#### Required action:
Only the pictures are dropped. Restate each line below word for word.

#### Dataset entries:
*** Begin section ***

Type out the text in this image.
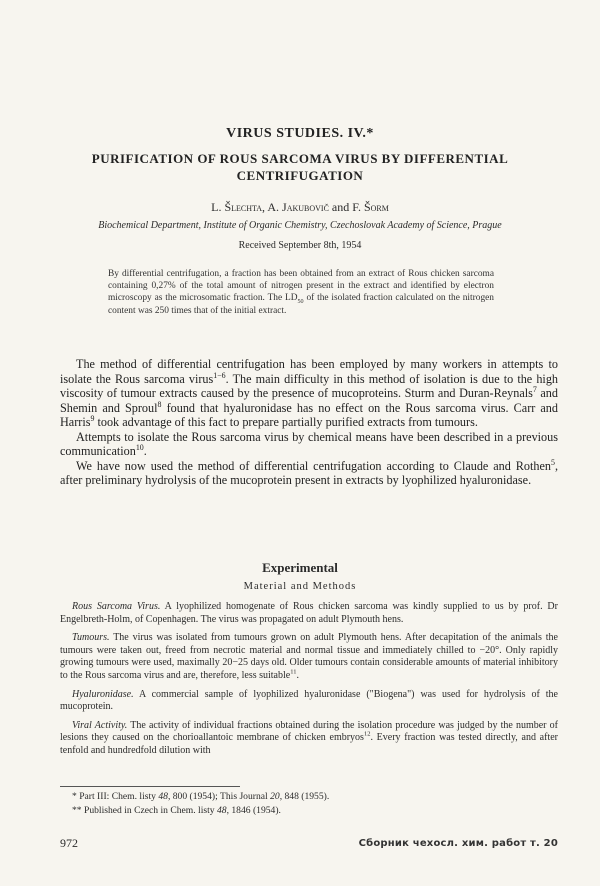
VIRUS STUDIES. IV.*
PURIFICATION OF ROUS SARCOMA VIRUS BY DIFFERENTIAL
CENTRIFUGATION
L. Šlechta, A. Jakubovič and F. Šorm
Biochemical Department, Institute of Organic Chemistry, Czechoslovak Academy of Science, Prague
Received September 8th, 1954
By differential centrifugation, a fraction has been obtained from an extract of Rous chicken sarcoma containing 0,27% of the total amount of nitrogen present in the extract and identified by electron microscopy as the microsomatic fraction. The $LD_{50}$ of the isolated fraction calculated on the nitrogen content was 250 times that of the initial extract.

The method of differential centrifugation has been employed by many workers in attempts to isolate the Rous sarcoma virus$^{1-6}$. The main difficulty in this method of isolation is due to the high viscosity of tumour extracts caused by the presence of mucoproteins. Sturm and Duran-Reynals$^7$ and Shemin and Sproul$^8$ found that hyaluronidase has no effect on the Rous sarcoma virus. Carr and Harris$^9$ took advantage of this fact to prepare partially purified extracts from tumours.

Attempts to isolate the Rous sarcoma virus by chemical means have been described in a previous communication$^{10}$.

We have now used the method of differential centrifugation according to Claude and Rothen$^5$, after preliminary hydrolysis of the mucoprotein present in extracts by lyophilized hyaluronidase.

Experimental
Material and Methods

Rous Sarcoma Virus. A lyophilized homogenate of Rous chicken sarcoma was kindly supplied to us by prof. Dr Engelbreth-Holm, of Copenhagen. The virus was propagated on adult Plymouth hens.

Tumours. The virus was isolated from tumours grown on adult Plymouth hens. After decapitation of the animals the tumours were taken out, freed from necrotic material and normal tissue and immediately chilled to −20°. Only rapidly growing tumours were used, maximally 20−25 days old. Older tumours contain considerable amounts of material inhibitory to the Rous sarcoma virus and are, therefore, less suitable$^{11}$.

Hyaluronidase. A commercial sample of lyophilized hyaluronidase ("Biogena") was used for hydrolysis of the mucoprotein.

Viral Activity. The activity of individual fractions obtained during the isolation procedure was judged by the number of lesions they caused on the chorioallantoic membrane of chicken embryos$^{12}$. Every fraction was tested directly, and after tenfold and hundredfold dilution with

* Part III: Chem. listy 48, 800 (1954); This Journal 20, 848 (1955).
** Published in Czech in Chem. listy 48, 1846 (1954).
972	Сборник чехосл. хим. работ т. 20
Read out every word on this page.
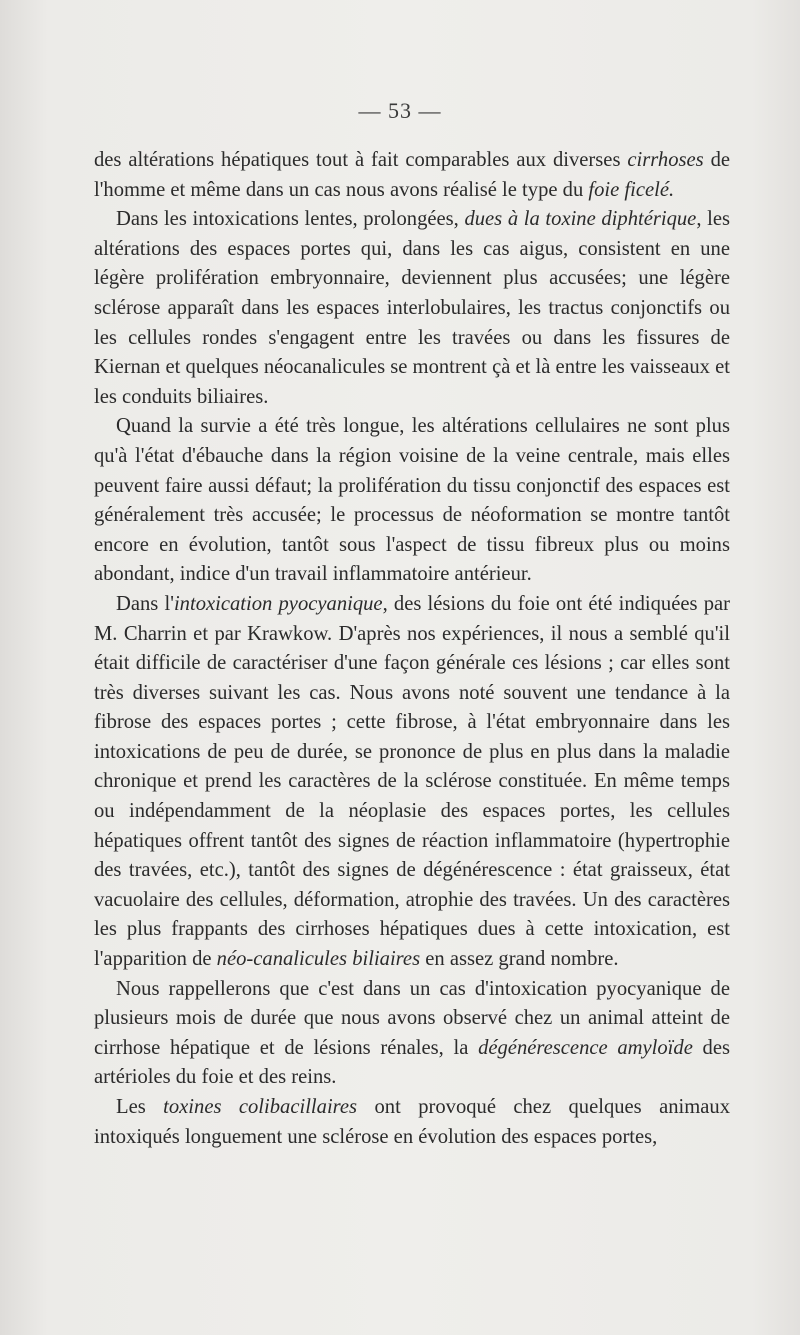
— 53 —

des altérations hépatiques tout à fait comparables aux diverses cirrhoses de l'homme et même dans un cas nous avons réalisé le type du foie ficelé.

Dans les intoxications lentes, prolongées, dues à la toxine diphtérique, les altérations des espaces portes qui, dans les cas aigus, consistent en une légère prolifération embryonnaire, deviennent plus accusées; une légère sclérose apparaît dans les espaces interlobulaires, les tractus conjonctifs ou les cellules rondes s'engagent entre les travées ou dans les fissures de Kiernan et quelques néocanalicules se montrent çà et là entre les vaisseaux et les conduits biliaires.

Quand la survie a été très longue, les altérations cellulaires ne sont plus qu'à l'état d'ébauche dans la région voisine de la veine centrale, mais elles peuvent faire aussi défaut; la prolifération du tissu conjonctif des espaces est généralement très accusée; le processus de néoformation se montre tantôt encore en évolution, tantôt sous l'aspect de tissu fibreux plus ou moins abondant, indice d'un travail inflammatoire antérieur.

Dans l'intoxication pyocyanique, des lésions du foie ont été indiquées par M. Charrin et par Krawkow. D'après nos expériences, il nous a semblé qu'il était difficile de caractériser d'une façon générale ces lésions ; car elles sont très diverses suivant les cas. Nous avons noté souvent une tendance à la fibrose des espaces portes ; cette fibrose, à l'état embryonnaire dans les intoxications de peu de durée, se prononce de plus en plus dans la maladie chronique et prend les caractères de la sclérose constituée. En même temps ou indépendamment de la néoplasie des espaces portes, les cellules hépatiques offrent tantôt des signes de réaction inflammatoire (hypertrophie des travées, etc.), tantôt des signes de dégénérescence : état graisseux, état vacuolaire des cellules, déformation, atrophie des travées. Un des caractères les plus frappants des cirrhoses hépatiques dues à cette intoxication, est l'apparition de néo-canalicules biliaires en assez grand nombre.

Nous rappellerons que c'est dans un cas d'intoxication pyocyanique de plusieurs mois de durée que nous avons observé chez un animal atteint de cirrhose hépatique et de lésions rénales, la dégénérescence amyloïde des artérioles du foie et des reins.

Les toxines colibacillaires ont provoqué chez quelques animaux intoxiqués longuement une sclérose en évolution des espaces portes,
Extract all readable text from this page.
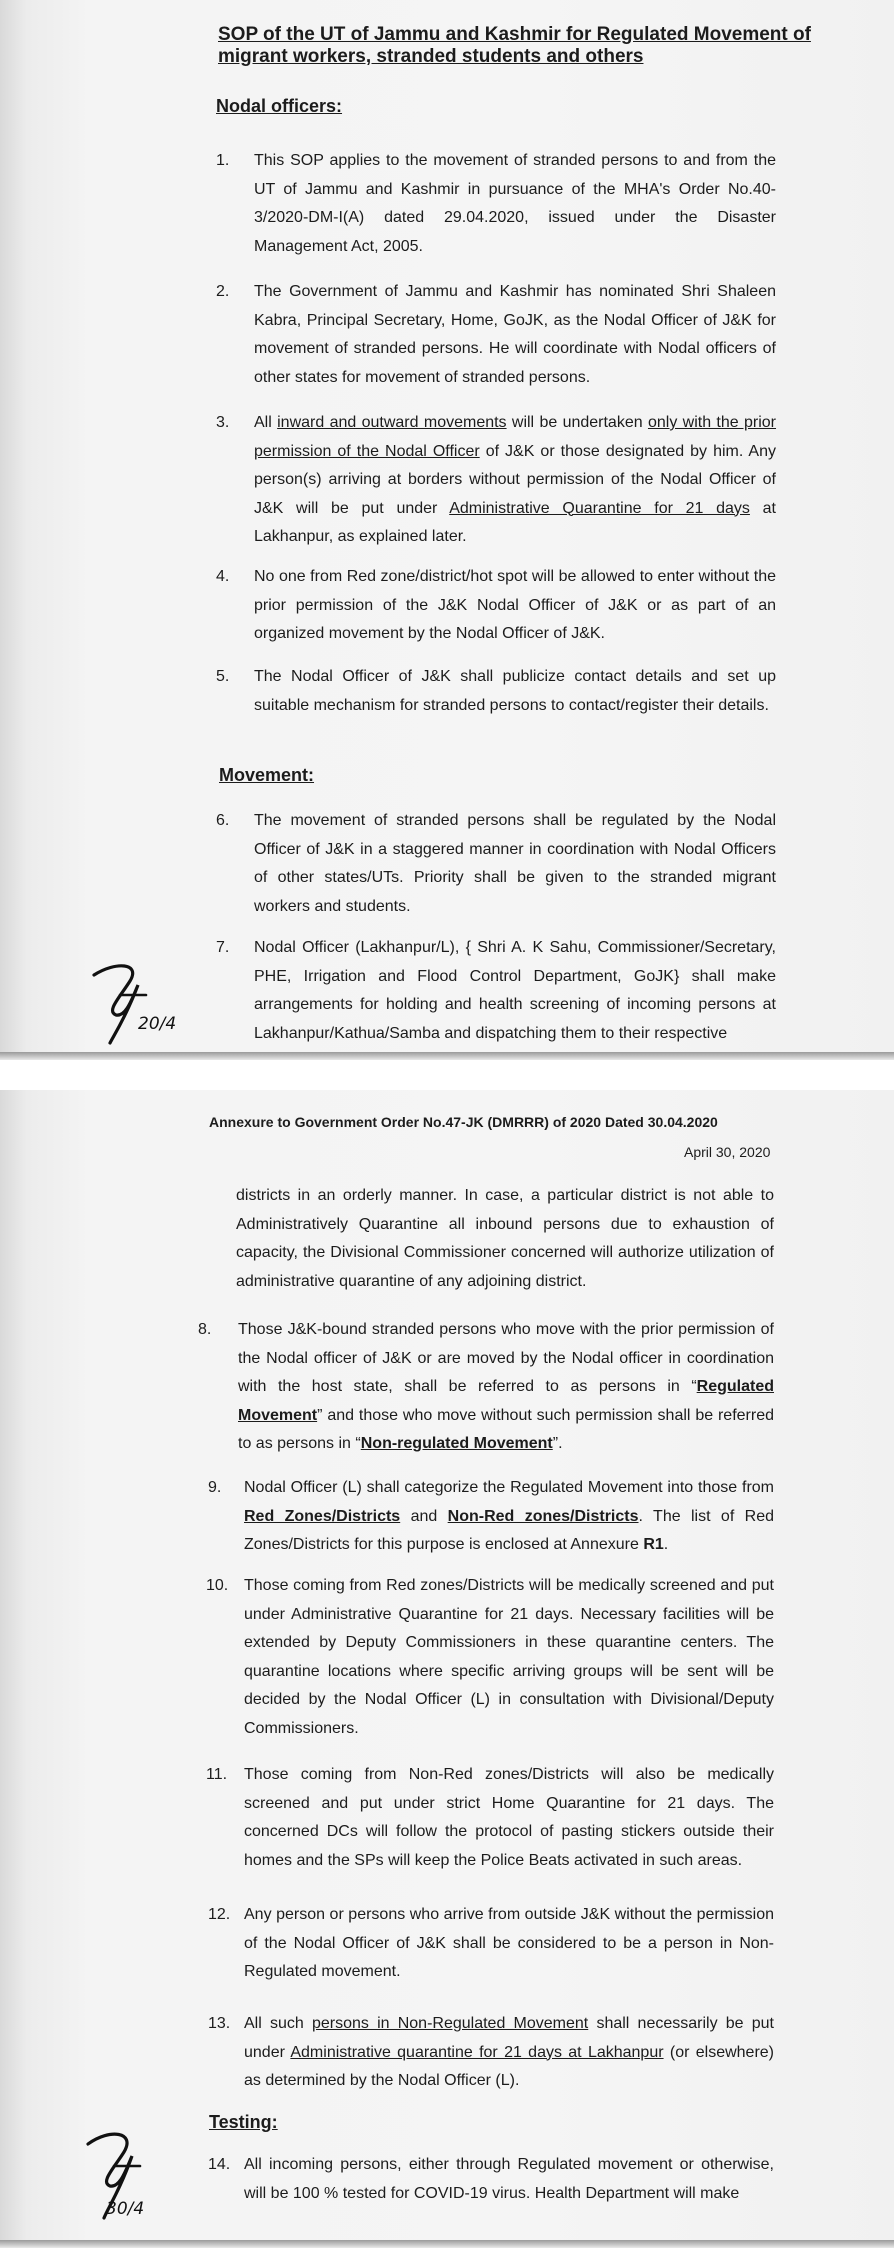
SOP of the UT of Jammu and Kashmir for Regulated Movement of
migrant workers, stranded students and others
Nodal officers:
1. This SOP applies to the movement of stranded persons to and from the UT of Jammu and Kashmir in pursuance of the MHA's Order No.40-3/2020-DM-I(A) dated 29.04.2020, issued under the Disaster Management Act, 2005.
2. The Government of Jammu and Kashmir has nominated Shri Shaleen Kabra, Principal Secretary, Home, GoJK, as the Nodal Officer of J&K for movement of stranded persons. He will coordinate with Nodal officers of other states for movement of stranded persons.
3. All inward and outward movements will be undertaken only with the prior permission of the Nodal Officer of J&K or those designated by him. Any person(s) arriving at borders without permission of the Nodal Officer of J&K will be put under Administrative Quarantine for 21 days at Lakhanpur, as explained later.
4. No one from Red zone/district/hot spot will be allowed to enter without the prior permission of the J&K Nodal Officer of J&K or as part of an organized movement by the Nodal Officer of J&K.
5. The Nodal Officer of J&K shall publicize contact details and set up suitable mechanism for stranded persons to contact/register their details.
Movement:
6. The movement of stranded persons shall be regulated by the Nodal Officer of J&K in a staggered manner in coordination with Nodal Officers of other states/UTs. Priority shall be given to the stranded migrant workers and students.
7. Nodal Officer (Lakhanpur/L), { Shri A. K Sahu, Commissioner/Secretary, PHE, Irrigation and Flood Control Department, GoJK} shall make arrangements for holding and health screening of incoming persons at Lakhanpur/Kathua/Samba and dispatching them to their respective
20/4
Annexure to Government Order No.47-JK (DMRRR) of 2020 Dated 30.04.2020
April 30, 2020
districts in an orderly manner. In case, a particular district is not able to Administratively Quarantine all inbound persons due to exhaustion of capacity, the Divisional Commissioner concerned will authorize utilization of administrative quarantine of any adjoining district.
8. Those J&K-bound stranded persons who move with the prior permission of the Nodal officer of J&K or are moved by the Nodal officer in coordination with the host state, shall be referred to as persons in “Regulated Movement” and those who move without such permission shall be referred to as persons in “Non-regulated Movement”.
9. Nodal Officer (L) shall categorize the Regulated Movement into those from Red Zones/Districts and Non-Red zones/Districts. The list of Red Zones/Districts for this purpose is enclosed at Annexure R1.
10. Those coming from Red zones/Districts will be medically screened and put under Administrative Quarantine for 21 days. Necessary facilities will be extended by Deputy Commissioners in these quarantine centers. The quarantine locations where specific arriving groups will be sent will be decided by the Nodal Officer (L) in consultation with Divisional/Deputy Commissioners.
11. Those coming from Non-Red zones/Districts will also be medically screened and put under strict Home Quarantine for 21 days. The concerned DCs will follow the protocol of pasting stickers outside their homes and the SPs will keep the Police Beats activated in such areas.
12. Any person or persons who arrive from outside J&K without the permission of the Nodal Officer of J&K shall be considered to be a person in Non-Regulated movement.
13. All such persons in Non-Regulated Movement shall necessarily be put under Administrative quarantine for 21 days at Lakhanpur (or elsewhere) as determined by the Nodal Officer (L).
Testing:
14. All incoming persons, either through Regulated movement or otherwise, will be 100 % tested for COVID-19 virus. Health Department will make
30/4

*** End section ***

#### Answer box:
Type out the text in this image.
VIRUS STUDIES. IV.*
PURIFICATION OF ROUS SARCOMA VIRUS BY DIFFERENTIAL
CENTRIFUGATION
L. Šlechta, A. Jakubovič and F. Šorm
Biochemical Department, Institute of Organic Chemistry, Czechoslovak Academy of Science, Prague
Received September 8th, 1954
By differential centrifugation, a fraction has been obtained from an extract of Rous chicken sarcoma containing 0,27% of the total amount of nitrogen present in the extract and identified by electron microscopy as the microsomatic fraction. The $LD_{50}$ of the isolated fraction calculated on the nitrogen content was 250 times that of the initial extract.

The method of differential centrifugation has been employed by many workers in attempts to isolate the Rous sarcoma virus$^{1-6}$. The main difficulty in this method of isolation is due to the high viscosity of tumour extracts caused by the presence of mucoproteins. Sturm and Duran-Reynals$^7$ and Shemin and Sproul$^8$ found that hyaluronidase has no effect on the Rous sarcoma virus. Carr and Harris$^9$ took advantage of this fact to prepare partially purified extracts from tumours.

Attempts to isolate the Rous sarcoma virus by chemical means have been described in a previous communication$^{10}$.

We have now used the method of differential centrifugation according to Claude and Rothen$^5$, after preliminary hydrolysis of the mucoprotein present in extracts by lyophilized hyaluronidase.

Experimental
Material and Methods

Rous Sarcoma Virus. A lyophilized homogenate of Rous chicken sarcoma was kindly supplied to us by prof. Dr Engelbreth-Holm, of Copenhagen. The virus was propagated on adult Plymouth hens.

Tumours. The virus was isolated from tumours grown on adult Plymouth hens. After decapitation of the animals the tumours were taken out, freed from necrotic material and normal tissue and immediately chilled to −20°. Only rapidly growing tumours were used, maximally 20−25 days old. Older tumours contain considerable amounts of material inhibitory to the Rous sarcoma virus and are, therefore, less suitable$^{11}$.

Hyaluronidase. A commercial sample of lyophilized hyaluronidase ("Biogena") was used for hydrolysis of the mucoprotein.

Viral Activity. The activity of individual fractions obtained during the isolation procedure was judged by the number of lesions they caused on the chorioallantoic membrane of chicken embryos$^{12}$. Every fraction was tested directly, and after tenfold and hundredfold dilution with

* Part III: Chem. listy 48, 800 (1954); This Journal 20, 848 (1955).
** Published in Czech in Chem. listy 48, 1846 (1954).
972	Сборник чехосл. хим. работ т. 20
Read out every word on this page.
— 53 —

des altérations hépatiques tout à fait comparables aux diverses cirrhoses de l'homme et même dans un cas nous avons réalisé le type du foie ficelé.

Dans les intoxications lentes, prolongées, dues à la toxine diphtérique, les altérations des espaces portes qui, dans les cas aigus, consistent en une légère prolifération embryonnaire, deviennent plus accusées; une légère sclérose apparaît dans les espaces interlobulaires, les tractus conjonctifs ou les cellules rondes s'engagent entre les travées ou dans les fissures de Kiernan et quelques néocanalicules se montrent çà et là entre les vaisseaux et les conduits biliaires.

Quand la survie a été très longue, les altérations cellulaires ne sont plus qu'à l'état d'ébauche dans la région voisine de la veine centrale, mais elles peuvent faire aussi défaut; la prolifération du tissu conjonctif des espaces est généralement très accusée; le processus de néoformation se montre tantôt encore en évolution, tantôt sous l'aspect de tissu fibreux plus ou moins abondant, indice d'un travail inflammatoire antérieur.

Dans l'intoxication pyocyanique, des lésions du foie ont été indiquées par M. Charrin et par Krawkow. D'après nos expériences, il nous a semblé qu'il était difficile de caractériser d'une façon générale ces lésions ; car elles sont très diverses suivant les cas. Nous avons noté souvent une tendance à la fibrose des espaces portes ; cette fibrose, à l'état embryonnaire dans les intoxications de peu de durée, se prononce de plus en plus dans la maladie chronique et prend les caractères de la sclérose constituée. En même temps ou indépendamment de la néoplasie des espaces portes, les cellules hépatiques offrent tantôt des signes de réaction inflammatoire (hypertrophie des travées, etc.), tantôt des signes de dégénérescence : état graisseux, état vacuolaire des cellules, déformation, atrophie des travées. Un des caractères les plus frappants des cirrhoses hépatiques dues à cette intoxication, est l'apparition de néo-canalicules biliaires en assez grand nombre.

Nous rappellerons que c'est dans un cas d'intoxication pyocyanique de plusieurs mois de durée que nous avons observé chez un animal atteint de cirrhose hépatique et de lésions rénales, la dégénérescence amyloïde des artérioles du foie et des reins.

Les toxines colibacillaires ont provoqué chez quelques animaux intoxiqués longuement une sclérose en évolution des espaces portes,
Extract all readable text from this page.
SOP of the UT of Jammu and Kashmir for Regulated Movement of
migrant workers, stranded students and others
Nodal officers:
1. This SOP applies to the movement of stranded persons to and from the UT of Jammu and Kashmir in pursuance of the MHA's Order No.40-3/2020-DM-I(A) dated 29.04.2020, issued under the Disaster Management Act, 2005.
2. The Government of Jammu and Kashmir has nominated Shri Shaleen Kabra, Principal Secretary, Home, GoJK, as the Nodal Officer of J&K for movement of stranded persons. He will coordinate with Nodal officers of other states for movement of stranded persons.
3. All inward and outward movements will be undertaken only with the prior permission of the Nodal Officer of J&K or those designated by him. Any person(s) arriving at borders without permission of the Nodal Officer of J&K will be put under Administrative Quarantine for 21 days at Lakhanpur, as explained later.
4. No one from Red zone/district/hot spot will be allowed to enter without the prior permission of the J&K Nodal Officer of J&K or as part of an organized movement by the Nodal Officer of J&K.
5. The Nodal Officer of J&K shall publicize contact details and set up suitable mechanism for stranded persons to contact/register their details.
Movement:
6. The movement of stranded persons shall be regulated by the Nodal Officer of J&K in a staggered manner in coordination with Nodal Officers of other states/UTs. Priority shall be given to the stranded migrant workers and students.
7. Nodal Officer (Lakhanpur/L), { Shri A. K Sahu, Commissioner/Secretary, PHE, Irrigation and Flood Control Department, GoJK} shall make arrangements for holding and health screening of incoming persons at Lakhanpur/Kathua/Samba and dispatching them to their respective
20/4
Annexure to Government Order No.47-JK (DMRRR) of 2020 Dated 30.04.2020
April 30, 2020
districts in an orderly manner. In case, a particular district is not able to Administratively Quarantine all inbound persons due to exhaustion of capacity, the Divisional Commissioner concerned will authorize utilization of administrative quarantine of any adjoining district.
8. Those J&K-bound stranded persons who move with the prior permission of the Nodal officer of J&K or are moved by the Nodal officer in coordination with the host state, shall be referred to as persons in “Regulated Movement” and those who move without such permission shall be referred to as persons in “Non-regulated Movement”.
9. Nodal Officer (L) shall categorize the Regulated Movement into those from Red Zones/Districts and Non-Red zones/Districts. The list of Red Zones/Districts for this purpose is enclosed at Annexure R1.
10. Those coming from Red zones/Districts will be medically screened and put under Administrative Quarantine for 21 days. Necessary facilities will be extended by Deputy Commissioners in these quarantine centers. The quarantine locations where specific arriving groups will be sent will be decided by the Nodal Officer (L) in consultation with Divisional/Deputy Commissioners.
11. Those coming from Non-Red zones/Districts will also be medically screened and put under strict Home Quarantine for 21 days. The concerned DCs will follow the protocol of pasting stickers outside their homes and the SPs will keep the Police Beats activated in such areas.
12. Any person or persons who arrive from outside J&K without the permission of the Nodal Officer of J&K shall be considered to be a person in Non-Regulated movement.
13. All such persons in Non-Regulated Movement shall necessarily be put under Administrative quarantine for 21 days at Lakhanpur (or elsewhere) as determined by the Nodal Officer (L).
Testing:
14. All incoming persons, either through Regulated movement or otherwise, will be 100 % tested for COVID-19 virus. Health Department will make
30/4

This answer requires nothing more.